== Entries provided

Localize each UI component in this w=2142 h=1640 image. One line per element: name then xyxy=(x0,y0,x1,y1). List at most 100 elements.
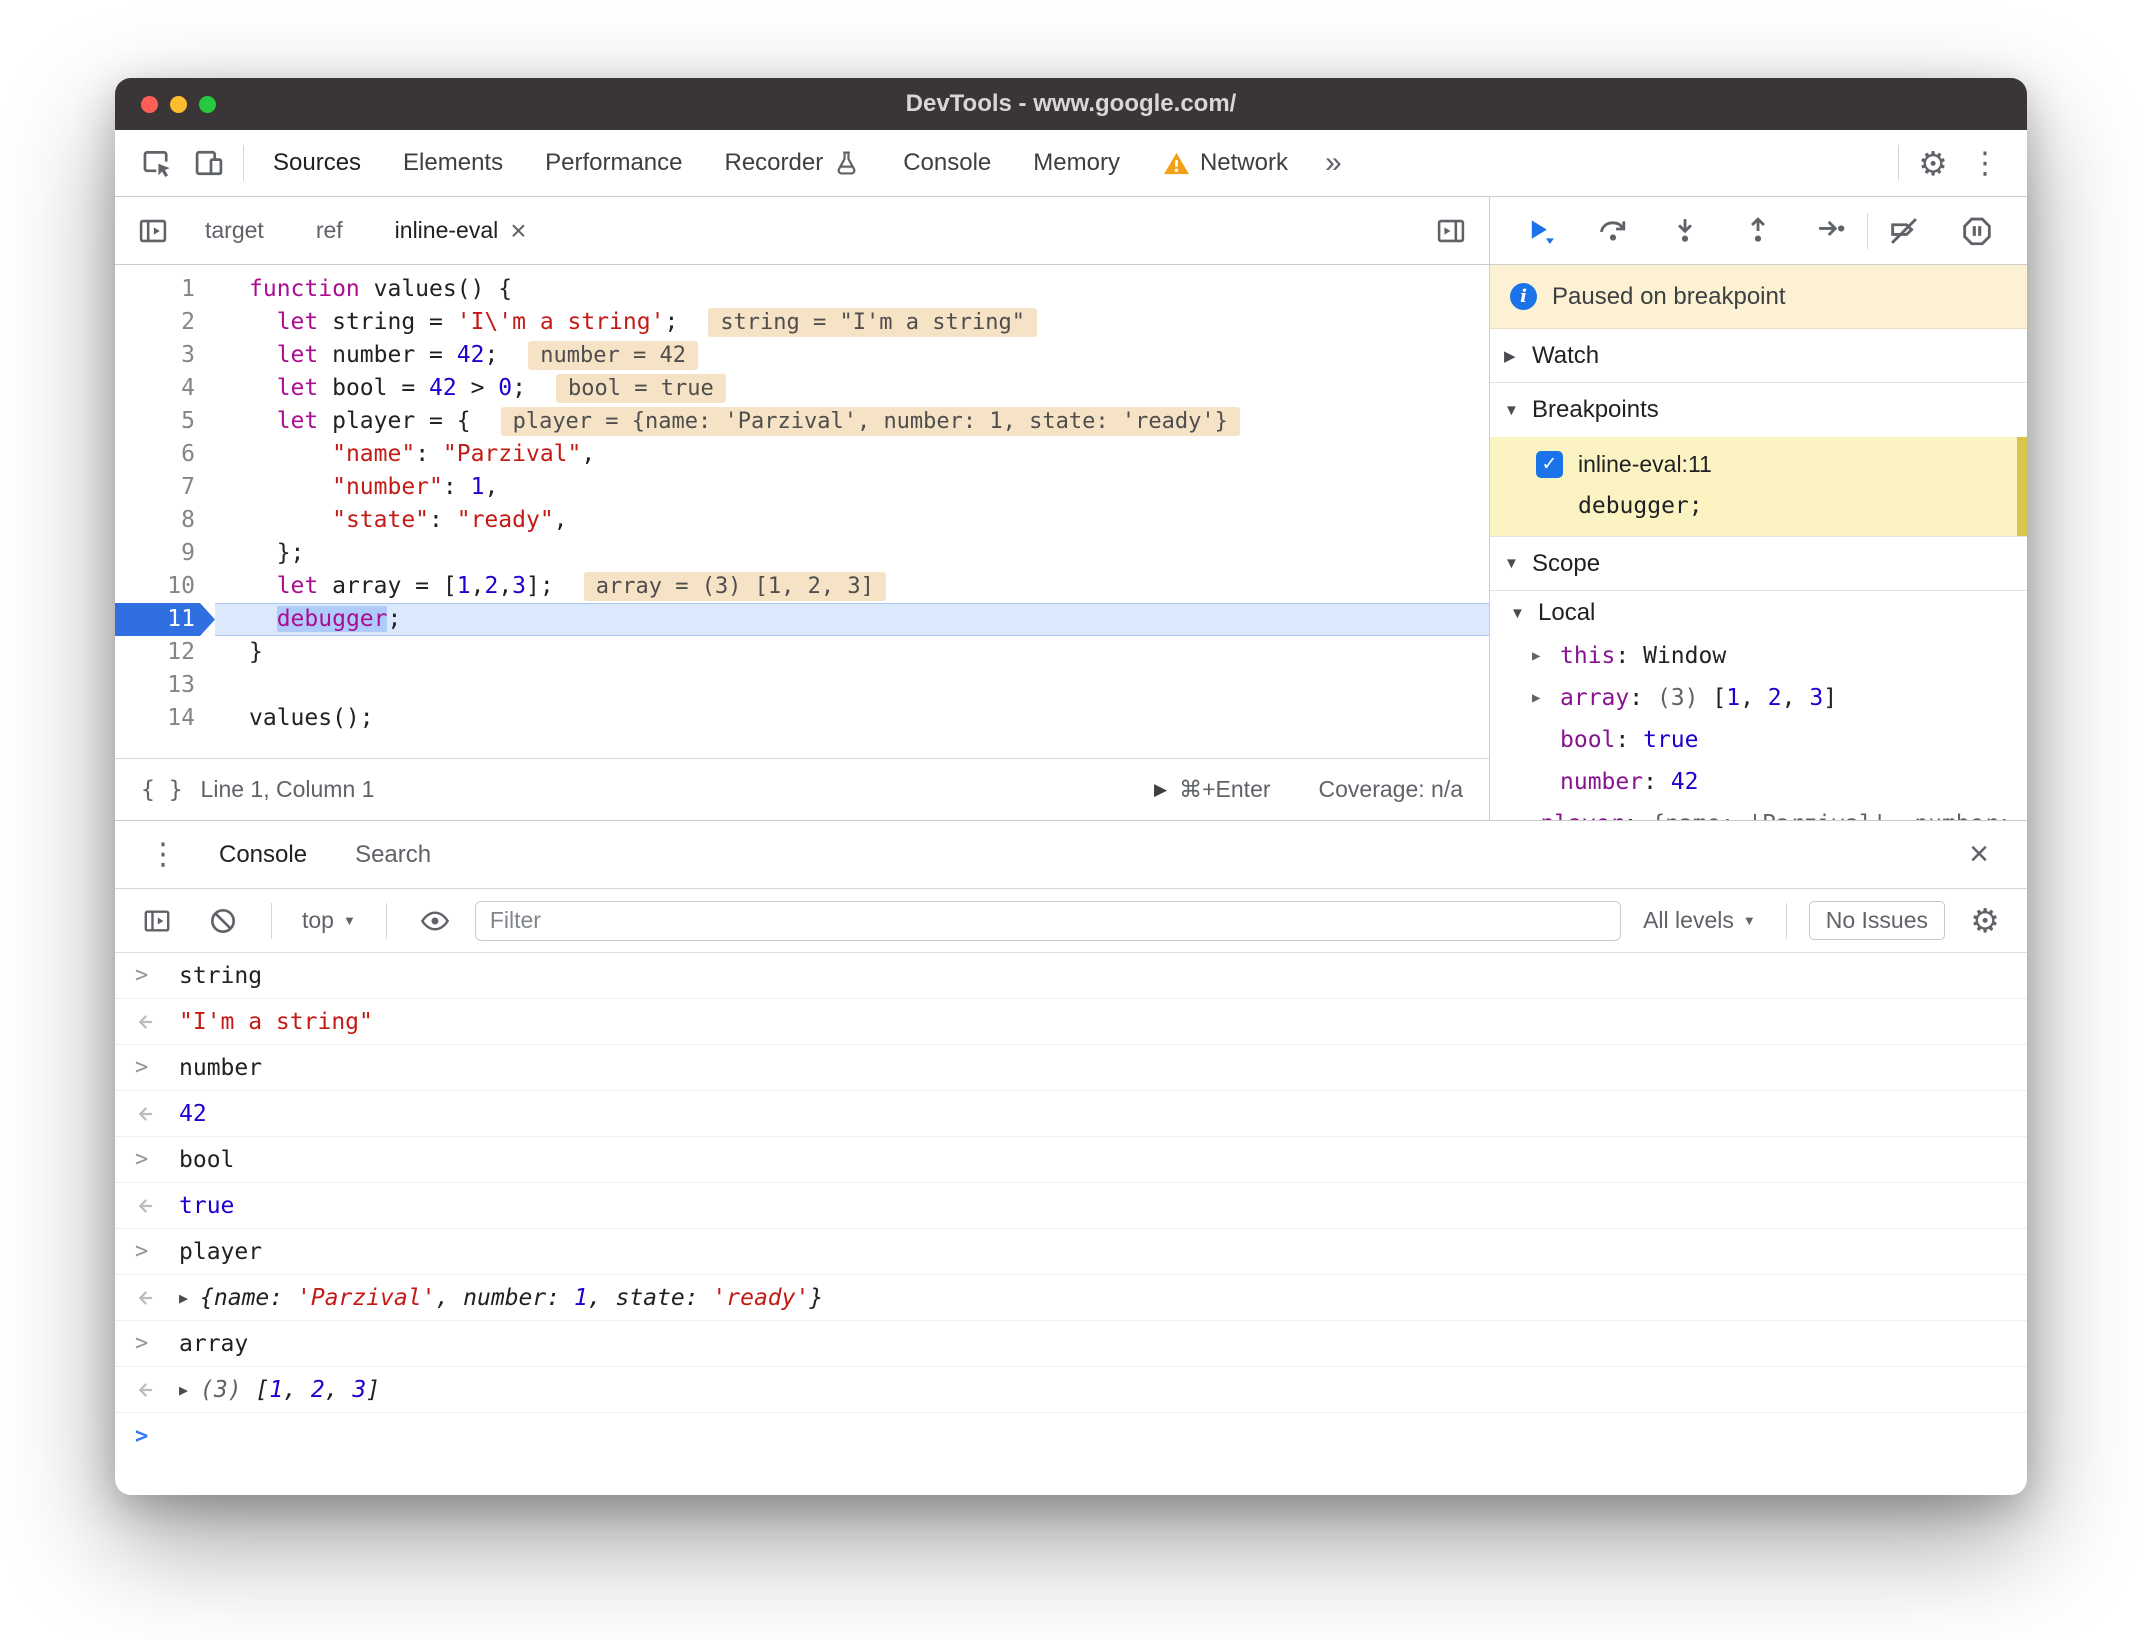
tab-network[interactable]: Network xyxy=(1141,130,1309,196)
chevron-down-icon[interactable]: ▼ xyxy=(1504,402,1532,419)
main-menu-kebab-icon[interactable]: ⋮ xyxy=(1959,130,2011,196)
drawer-tab-search[interactable]: Search xyxy=(355,841,431,869)
expand-triangle-icon[interactable]: ▶ xyxy=(179,1289,188,1307)
resume-button[interactable] xyxy=(1504,197,1577,264)
line-number[interactable]: 13 xyxy=(115,669,215,702)
console-result-row[interactable]: ▶ {name: 'Parzival', number: 1, state: 'r… xyxy=(115,1275,2027,1321)
tab-memory[interactable]: Memory xyxy=(1012,130,1141,196)
scope-local-header[interactable]: ▼ Local xyxy=(1490,591,2027,635)
code-line[interactable]: let player = {player = {name: 'Parzival'… xyxy=(215,405,1489,438)
deactivate-breakpoints-button[interactable] xyxy=(1868,197,1941,264)
settings-gear-icon[interactable]: ⚙ xyxy=(1907,130,1959,196)
console-result-row[interactable]: ▶ (3) [1, 2, 3] xyxy=(115,1367,2027,1413)
close-tab-icon[interactable]: × xyxy=(510,216,526,245)
console-input-row[interactable]: > number xyxy=(115,1045,2027,1091)
inspect-element-button[interactable] xyxy=(131,130,183,196)
code-line[interactable]: let bool = 42 > 0; bool = true xyxy=(215,372,1489,405)
line-number[interactable]: 7 xyxy=(115,471,215,504)
console-input-row[interactable]: > bool xyxy=(115,1137,2027,1183)
close-drawer-icon[interactable]: × xyxy=(1953,821,2005,888)
scope-variable[interactable]: number: 42 xyxy=(1490,761,2027,803)
breakpoint-entry[interactable]: ✓ inline-eval:11 debugger; xyxy=(1490,437,2027,537)
breakpoint-checkbox[interactable]: ✓ xyxy=(1536,450,1563,478)
drawer-tab-console[interactable]: Console xyxy=(219,841,307,869)
live-expression-button[interactable] xyxy=(409,889,461,952)
titlebar[interactable]: DevTools - www.google.com/ xyxy=(115,78,2027,130)
line-number[interactable]: 10 xyxy=(115,570,215,603)
line-number[interactable]: 12 xyxy=(115,636,215,669)
device-toolbar-button[interactable] xyxy=(183,130,235,196)
close-window-button[interactable] xyxy=(141,95,158,113)
code-line[interactable]: let number = 42; number = 42 xyxy=(215,339,1489,372)
line-number[interactable]: 1 xyxy=(115,273,215,306)
breakpoints-section-header[interactable]: ▼ Breakpoints xyxy=(1490,383,2027,437)
code-line[interactable]: } xyxy=(215,636,1489,669)
line-number[interactable]: 8 xyxy=(115,504,215,537)
file-tab-target[interactable]: target xyxy=(179,197,290,264)
code-line[interactable]: function values() { xyxy=(215,273,1489,306)
scope-variable[interactable]: ▶ this: Window xyxy=(1490,635,2027,677)
step-out-button[interactable] xyxy=(1722,197,1795,264)
coverage-status[interactable]: Coverage: n/a xyxy=(1319,776,1463,803)
zoom-window-button[interactable] xyxy=(199,95,216,113)
line-number[interactable]: 14 xyxy=(115,702,215,735)
log-level-selector[interactable]: All levels ▼ xyxy=(1635,907,1764,934)
file-tab-ref[interactable]: ref xyxy=(290,197,369,264)
scope-variable[interactable]: ▶ array: (3) [1, 2, 3] xyxy=(1490,677,2027,719)
pause-on-exceptions-button[interactable] xyxy=(1940,197,2013,264)
drawer-menu-kebab-icon[interactable]: ⋮ xyxy=(137,821,189,888)
code-line[interactable]: "state": "ready", xyxy=(215,504,1489,537)
console-input-row[interactable]: > player xyxy=(115,1229,2027,1275)
chevron-down-icon[interactable]: ▼ xyxy=(1504,555,1532,572)
line-number[interactable]: 9 xyxy=(115,537,215,570)
pretty-print-icon[interactable]: { } xyxy=(141,777,183,803)
chevron-right-icon[interactable]: ▶ xyxy=(1532,690,1560,706)
line-number[interactable]: 5 xyxy=(115,405,215,438)
code-line[interactable]: "number": 1, xyxy=(215,471,1489,504)
scope-section-header[interactable]: ▼ Scope xyxy=(1490,537,2027,591)
chevron-right-icon[interactable]: ▶ xyxy=(1504,347,1532,365)
code-line[interactable]: }; xyxy=(215,537,1489,570)
console-result-row[interactable]: true xyxy=(115,1183,2027,1229)
scope-variable[interactable]: bool: true xyxy=(1490,719,2027,761)
focus-debuggee-button[interactable] xyxy=(1425,197,1477,264)
line-number[interactable]: 3 xyxy=(115,339,215,372)
console-input-row[interactable]: > string xyxy=(115,953,2027,999)
line-number[interactable]: 4 xyxy=(115,372,215,405)
code-line[interactable]: let string = 'I\'m a string'; string = "I… xyxy=(215,306,1489,339)
execution-line-number[interactable]: 11 xyxy=(115,603,215,636)
chevron-down-icon[interactable]: ▼ xyxy=(1510,605,1538,622)
minimize-window-button[interactable] xyxy=(170,95,187,113)
line-number[interactable]: 2 xyxy=(115,306,215,339)
console-sidebar-button[interactable] xyxy=(131,889,183,952)
filter-input[interactable] xyxy=(474,900,1622,941)
watch-section-header[interactable]: ▶ Watch xyxy=(1490,329,2027,383)
code-line[interactable]: let array = [1,2,3]; array = (3) [1, 2, 3… xyxy=(215,570,1489,603)
console-result-row[interactable]: 42 xyxy=(115,1091,2027,1137)
expand-triangle-icon[interactable]: ▶ xyxy=(179,1381,188,1399)
code-editor[interactable]: 1 function values() {2 let string = 'I\'m… xyxy=(115,265,1489,758)
tab-console[interactable]: Console xyxy=(882,130,1012,196)
console-prompt-row[interactable]: > xyxy=(115,1413,2027,1459)
chevron-right-icon[interactable]: ▶ xyxy=(1532,648,1560,664)
context-selector[interactable]: top ▼ xyxy=(294,907,364,934)
code-line[interactable]: "name": "Parzival", xyxy=(215,438,1489,471)
tab-recorder[interactable]: Recorder xyxy=(703,130,882,196)
toggle-navigator-button[interactable] xyxy=(127,197,179,264)
code-line[interactable]: values(); xyxy=(215,702,1489,735)
clear-console-button[interactable] xyxy=(197,889,249,952)
tab-sources[interactable]: Sources xyxy=(252,130,382,196)
step-button[interactable] xyxy=(1794,197,1867,264)
console-settings-gear-icon[interactable]: ⚙ xyxy=(1959,889,2011,952)
step-over-button[interactable] xyxy=(1577,197,1650,264)
code-line[interactable] xyxy=(215,669,1489,702)
console-input-row[interactable]: > array xyxy=(115,1321,2027,1367)
console-output[interactable]: > string "I'm a string" > number 42 > bool true >… xyxy=(115,953,2027,1495)
code-line[interactable]: debugger; xyxy=(215,603,1489,636)
file-tab-inline-eval[interactable]: inline-eval × xyxy=(369,197,553,264)
tab-elements[interactable]: Elements xyxy=(382,130,524,196)
scope-variable[interactable]: ▶player: {name: 'Parzival', number: 1, s… xyxy=(1490,803,2027,820)
more-panels-button[interactable]: » xyxy=(1309,146,1358,180)
tab-performance[interactable]: Performance xyxy=(524,130,703,196)
line-number[interactable]: 6 xyxy=(115,438,215,471)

====

» **Task details**: Copy out the entries from the line with "tab-network[interactable]: Network xyxy=(1141,130,1309,196)" to the line with "breakpoint-entry[interactable]: ✓ inline-eval:11", both included, exactly as they stand.

» **Task answer**:
tab-network[interactable]: Network xyxy=(1141,130,1309,196)
chevron-down-icon[interactable]: ▼ xyxy=(1504,402,1532,419)
main-menu-kebab-icon[interactable]: ⋮ xyxy=(1959,130,2011,196)
drawer-tab-search[interactable]: Search xyxy=(355,841,431,869)
expand-triangle-icon[interactable]: ▶ xyxy=(179,1289,188,1307)
resume-button[interactable] xyxy=(1504,197,1577,264)
line-number[interactable]: 13 xyxy=(115,669,215,702)
console-result-row[interactable]: ▶ {name: 'Parzival', number: 1, state: 'r… xyxy=(115,1275,2027,1321)
tab-memory[interactable]: Memory xyxy=(1012,130,1141,196)
scope-local-header[interactable]: ▼ Local xyxy=(1490,591,2027,635)
code-line[interactable]: let player = {player = {name: 'Parzival'… xyxy=(215,405,1489,438)
deactivate-breakpoints-button[interactable] xyxy=(1868,197,1941,264)
settings-gear-icon[interactable]: ⚙ xyxy=(1907,130,1959,196)
console-result-row[interactable]: ▶ (3) [1, 2, 3] xyxy=(115,1367,2027,1413)
close-tab-icon[interactable]: × xyxy=(510,216,526,245)
console-input-row[interactable]: > number xyxy=(115,1045,2027,1091)
inspect-element-button[interactable] xyxy=(131,130,183,196)
code-line[interactable]: let bool = 42 > 0; bool = true xyxy=(215,372,1489,405)
line-number[interactable]: 7 xyxy=(115,471,215,504)
console-input-row[interactable]: > bool xyxy=(115,1137,2027,1183)
close-drawer-icon[interactable]: × xyxy=(1953,821,2005,888)
scope-variable[interactable]: number: 42 xyxy=(1490,761,2027,803)
breakpoint-entry[interactable]: ✓ inline-eval:11 debugger; xyxy=(1490,437,2027,537)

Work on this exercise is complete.